State how many lines hold the string "blot". Give the number and nothing else.

Material for this exercise:
====================

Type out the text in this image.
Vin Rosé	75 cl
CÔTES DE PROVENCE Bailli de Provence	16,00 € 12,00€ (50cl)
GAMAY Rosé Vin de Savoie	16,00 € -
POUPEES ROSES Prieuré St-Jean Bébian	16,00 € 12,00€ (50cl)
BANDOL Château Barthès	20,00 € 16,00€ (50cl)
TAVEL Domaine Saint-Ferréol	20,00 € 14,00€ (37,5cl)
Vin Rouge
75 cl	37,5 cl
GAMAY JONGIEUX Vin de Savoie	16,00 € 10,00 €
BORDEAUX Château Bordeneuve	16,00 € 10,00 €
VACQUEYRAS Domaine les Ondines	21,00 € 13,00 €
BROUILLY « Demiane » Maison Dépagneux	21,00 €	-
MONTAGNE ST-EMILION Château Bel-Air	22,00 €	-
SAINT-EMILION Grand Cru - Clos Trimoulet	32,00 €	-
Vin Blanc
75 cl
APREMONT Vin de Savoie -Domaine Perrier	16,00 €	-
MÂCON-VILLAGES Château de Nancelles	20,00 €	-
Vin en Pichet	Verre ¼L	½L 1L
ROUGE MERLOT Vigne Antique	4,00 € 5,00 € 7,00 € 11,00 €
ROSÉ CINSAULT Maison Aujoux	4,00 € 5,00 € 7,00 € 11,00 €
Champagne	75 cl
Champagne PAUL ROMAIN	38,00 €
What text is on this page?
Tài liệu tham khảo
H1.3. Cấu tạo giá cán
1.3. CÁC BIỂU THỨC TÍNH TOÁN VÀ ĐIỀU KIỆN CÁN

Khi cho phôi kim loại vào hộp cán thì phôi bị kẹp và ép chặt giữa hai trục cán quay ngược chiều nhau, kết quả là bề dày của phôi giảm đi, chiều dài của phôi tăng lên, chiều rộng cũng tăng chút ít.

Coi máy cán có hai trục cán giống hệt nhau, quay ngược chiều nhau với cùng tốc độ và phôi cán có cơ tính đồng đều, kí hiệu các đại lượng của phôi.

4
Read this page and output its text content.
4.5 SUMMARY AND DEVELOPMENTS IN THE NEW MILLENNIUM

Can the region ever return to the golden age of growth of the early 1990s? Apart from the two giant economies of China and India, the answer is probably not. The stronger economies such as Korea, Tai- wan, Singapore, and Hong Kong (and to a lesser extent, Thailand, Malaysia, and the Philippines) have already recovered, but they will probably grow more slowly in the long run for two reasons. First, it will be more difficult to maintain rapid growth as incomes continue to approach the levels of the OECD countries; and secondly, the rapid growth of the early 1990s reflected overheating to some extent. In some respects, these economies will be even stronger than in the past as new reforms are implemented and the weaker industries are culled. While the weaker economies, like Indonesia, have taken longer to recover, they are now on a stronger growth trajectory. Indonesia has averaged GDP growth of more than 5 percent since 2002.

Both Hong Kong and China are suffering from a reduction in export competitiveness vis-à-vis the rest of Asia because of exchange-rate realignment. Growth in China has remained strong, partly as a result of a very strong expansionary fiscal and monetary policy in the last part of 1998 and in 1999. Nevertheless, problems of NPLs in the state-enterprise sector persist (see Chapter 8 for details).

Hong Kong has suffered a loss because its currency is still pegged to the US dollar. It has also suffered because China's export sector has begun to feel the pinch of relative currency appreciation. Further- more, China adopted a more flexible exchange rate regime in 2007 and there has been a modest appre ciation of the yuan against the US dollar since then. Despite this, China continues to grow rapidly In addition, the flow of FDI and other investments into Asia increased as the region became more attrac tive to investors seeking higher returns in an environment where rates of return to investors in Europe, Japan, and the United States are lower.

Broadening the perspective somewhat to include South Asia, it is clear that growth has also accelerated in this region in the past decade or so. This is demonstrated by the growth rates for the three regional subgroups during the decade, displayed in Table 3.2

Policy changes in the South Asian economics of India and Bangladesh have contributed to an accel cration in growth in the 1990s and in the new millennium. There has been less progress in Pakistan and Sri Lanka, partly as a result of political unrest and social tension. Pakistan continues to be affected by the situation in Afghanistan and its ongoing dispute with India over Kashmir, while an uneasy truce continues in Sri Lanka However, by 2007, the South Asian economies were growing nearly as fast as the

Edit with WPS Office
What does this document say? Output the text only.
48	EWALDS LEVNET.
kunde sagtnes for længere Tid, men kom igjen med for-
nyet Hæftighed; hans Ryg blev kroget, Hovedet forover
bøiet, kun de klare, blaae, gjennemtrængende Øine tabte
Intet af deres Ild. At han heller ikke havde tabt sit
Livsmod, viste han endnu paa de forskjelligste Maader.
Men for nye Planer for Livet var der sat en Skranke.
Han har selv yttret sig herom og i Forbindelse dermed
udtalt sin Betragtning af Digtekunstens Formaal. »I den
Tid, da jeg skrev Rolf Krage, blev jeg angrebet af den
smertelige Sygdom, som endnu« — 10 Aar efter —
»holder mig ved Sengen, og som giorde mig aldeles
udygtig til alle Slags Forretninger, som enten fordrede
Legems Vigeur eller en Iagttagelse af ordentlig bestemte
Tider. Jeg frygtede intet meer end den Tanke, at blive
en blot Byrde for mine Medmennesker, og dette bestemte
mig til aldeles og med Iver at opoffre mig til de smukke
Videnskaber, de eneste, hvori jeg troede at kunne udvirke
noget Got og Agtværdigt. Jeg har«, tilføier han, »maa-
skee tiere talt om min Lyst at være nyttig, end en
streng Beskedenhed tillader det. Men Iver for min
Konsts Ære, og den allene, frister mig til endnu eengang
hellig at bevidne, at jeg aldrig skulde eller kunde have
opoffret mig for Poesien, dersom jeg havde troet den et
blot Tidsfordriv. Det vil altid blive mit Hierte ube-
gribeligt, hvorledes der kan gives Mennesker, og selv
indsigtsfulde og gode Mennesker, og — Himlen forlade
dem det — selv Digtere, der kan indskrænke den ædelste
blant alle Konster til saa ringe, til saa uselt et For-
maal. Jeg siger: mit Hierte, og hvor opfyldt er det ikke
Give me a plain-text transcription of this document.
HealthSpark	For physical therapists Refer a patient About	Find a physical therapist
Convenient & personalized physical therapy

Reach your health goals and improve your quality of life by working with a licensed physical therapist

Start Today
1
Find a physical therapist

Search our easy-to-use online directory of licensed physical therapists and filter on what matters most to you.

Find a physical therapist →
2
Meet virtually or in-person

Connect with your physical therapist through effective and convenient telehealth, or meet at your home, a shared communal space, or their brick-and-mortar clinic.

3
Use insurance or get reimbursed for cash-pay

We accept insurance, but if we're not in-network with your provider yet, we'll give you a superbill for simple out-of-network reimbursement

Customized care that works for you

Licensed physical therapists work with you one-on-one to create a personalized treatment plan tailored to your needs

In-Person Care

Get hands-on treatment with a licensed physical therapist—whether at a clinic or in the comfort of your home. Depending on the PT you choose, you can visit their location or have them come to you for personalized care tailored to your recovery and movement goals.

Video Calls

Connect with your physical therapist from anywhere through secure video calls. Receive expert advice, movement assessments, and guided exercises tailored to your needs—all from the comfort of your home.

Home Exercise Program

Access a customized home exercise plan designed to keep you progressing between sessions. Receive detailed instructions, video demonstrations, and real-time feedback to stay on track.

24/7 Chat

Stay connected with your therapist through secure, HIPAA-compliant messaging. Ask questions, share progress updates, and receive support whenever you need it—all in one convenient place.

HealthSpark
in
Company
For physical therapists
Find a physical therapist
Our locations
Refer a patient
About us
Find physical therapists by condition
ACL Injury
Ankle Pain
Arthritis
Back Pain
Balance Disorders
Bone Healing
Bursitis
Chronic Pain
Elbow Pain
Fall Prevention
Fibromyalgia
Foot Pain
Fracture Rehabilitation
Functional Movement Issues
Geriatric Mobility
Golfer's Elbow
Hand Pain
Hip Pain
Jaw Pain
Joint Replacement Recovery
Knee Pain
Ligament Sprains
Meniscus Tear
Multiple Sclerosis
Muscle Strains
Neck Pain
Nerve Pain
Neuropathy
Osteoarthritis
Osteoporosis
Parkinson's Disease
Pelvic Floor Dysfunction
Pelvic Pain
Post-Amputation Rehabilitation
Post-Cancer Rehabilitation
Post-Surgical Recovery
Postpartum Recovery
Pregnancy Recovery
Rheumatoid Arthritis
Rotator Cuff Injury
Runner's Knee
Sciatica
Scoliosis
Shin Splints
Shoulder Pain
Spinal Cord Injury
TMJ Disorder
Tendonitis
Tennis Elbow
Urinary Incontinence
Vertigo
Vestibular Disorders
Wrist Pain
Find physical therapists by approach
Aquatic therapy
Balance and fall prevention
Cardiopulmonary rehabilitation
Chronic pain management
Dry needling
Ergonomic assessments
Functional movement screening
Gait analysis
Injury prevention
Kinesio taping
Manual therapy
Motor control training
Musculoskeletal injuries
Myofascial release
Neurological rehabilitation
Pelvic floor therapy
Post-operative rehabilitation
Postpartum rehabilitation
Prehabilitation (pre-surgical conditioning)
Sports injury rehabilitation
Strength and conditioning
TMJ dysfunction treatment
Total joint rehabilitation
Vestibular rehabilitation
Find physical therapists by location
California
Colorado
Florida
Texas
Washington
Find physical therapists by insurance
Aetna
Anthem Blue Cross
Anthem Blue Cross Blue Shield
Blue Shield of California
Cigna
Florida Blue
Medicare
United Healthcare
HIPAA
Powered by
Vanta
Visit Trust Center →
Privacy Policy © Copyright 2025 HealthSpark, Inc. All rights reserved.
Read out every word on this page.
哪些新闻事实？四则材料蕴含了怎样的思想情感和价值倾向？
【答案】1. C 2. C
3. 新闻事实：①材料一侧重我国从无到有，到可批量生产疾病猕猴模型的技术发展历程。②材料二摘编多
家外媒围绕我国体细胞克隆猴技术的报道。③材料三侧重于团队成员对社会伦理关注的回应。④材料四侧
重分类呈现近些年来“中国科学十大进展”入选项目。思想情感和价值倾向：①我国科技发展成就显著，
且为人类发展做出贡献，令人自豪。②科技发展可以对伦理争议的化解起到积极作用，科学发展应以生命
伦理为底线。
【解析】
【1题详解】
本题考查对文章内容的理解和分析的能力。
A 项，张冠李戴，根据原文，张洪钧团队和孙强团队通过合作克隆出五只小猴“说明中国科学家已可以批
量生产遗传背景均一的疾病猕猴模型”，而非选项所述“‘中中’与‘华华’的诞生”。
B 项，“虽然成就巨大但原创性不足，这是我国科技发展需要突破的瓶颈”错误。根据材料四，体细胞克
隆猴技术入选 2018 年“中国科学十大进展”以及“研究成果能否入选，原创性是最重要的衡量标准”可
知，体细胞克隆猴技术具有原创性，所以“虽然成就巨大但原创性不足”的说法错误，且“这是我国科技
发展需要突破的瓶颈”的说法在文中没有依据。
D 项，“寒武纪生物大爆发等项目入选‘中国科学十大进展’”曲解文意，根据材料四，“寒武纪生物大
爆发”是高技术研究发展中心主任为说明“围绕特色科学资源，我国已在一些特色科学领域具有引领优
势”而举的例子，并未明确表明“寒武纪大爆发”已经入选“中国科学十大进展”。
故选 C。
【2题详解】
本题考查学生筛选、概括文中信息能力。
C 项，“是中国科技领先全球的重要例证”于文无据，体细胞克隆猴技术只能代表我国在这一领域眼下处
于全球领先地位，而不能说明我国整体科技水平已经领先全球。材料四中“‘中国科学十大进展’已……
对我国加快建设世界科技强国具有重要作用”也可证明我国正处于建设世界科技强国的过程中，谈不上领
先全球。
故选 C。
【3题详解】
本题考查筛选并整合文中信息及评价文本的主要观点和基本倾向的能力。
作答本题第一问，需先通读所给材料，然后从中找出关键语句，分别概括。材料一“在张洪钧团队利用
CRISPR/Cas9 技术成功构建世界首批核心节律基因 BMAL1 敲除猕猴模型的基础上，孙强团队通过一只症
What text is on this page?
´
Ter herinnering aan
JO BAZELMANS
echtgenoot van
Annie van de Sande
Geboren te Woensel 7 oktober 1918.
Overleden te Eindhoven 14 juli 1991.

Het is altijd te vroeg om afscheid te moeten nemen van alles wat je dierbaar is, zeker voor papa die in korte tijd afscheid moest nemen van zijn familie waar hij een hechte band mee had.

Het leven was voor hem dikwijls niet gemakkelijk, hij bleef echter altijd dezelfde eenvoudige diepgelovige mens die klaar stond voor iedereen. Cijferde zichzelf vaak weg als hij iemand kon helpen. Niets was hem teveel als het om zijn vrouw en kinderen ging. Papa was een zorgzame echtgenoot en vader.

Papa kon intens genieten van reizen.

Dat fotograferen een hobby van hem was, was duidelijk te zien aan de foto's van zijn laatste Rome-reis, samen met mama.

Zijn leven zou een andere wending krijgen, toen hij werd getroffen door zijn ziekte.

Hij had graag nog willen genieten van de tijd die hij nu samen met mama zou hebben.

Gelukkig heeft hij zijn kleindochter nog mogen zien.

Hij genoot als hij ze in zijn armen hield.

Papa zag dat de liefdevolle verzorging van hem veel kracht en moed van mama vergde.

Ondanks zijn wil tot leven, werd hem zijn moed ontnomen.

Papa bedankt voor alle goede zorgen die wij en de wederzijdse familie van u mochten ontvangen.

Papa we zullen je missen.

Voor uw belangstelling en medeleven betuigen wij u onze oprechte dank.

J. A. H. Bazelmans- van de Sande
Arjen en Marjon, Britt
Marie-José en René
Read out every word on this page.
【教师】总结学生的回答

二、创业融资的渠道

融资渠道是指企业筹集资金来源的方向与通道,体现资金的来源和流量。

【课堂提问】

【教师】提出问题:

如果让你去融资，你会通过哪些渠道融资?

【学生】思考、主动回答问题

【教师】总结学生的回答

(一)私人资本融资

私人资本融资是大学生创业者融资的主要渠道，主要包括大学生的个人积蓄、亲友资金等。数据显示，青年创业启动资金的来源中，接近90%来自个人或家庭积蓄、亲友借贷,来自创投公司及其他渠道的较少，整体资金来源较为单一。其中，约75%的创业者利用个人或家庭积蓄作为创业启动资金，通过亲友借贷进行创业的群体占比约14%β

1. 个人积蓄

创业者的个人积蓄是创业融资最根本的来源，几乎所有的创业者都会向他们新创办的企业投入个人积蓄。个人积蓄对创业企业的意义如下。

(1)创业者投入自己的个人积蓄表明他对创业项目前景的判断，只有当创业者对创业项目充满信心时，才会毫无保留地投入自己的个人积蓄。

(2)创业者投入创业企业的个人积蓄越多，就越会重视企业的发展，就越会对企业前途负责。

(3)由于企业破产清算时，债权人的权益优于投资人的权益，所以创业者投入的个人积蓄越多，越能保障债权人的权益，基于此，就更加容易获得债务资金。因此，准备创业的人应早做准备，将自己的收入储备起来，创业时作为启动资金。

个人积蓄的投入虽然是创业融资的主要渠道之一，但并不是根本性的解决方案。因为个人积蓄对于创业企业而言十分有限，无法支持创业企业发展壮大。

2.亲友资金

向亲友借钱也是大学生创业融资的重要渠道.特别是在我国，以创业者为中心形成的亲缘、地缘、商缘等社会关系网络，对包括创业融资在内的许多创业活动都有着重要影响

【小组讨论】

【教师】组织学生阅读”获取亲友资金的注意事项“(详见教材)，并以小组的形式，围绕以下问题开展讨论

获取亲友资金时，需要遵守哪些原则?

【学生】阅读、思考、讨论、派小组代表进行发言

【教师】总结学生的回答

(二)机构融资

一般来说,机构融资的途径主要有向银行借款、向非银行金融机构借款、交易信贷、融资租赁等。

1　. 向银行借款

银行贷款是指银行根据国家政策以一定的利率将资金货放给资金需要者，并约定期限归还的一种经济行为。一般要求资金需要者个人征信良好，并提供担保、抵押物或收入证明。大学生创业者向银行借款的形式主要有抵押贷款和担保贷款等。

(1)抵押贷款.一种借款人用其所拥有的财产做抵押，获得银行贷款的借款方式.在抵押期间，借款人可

====================

Complete answer:
2